**REQUIRED WORK**: Copy each line in the data that includes the word "caption".

**MATERIALS PROVIDED**:

+-------+

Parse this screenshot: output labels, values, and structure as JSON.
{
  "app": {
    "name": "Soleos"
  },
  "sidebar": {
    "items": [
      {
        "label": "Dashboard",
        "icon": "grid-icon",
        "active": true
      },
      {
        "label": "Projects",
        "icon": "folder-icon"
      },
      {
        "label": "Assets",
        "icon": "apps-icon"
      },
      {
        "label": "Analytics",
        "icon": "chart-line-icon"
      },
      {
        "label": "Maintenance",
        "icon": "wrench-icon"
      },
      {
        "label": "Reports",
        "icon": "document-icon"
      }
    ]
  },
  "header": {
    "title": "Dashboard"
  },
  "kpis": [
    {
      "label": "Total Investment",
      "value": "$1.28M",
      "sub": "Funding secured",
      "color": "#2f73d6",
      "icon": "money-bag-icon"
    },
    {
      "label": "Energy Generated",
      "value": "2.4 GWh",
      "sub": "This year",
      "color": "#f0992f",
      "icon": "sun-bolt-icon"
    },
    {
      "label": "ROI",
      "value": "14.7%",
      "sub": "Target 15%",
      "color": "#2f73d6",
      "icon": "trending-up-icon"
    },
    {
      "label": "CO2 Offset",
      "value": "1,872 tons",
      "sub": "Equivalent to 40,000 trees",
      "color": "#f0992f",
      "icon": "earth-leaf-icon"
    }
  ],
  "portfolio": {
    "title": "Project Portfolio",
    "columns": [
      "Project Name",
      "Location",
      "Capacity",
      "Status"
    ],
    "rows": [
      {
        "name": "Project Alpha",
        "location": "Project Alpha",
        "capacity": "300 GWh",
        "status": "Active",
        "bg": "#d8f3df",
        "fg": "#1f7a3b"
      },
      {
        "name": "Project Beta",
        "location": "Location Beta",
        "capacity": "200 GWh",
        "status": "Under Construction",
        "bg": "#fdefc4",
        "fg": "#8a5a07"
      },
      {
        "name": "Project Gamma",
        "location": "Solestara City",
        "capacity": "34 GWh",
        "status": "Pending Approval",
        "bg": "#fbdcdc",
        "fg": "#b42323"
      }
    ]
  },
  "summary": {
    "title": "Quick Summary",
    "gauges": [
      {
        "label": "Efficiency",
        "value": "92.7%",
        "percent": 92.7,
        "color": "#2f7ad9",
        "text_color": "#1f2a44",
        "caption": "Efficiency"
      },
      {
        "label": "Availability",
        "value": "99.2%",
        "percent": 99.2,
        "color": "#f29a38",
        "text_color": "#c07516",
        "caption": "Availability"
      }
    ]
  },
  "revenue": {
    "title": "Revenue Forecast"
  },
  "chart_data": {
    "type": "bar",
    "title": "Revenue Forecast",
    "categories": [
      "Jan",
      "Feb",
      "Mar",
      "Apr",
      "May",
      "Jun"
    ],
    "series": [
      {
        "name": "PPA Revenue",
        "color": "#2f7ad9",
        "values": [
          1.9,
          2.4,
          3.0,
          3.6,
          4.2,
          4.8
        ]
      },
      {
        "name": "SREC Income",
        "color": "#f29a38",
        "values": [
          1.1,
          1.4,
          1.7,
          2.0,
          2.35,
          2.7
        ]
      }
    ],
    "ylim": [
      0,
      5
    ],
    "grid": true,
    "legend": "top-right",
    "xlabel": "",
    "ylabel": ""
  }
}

+-------+

**RESULT FOR THIS EXERCISE**:
        "caption": "Efficiency"
        "caption": "Availability"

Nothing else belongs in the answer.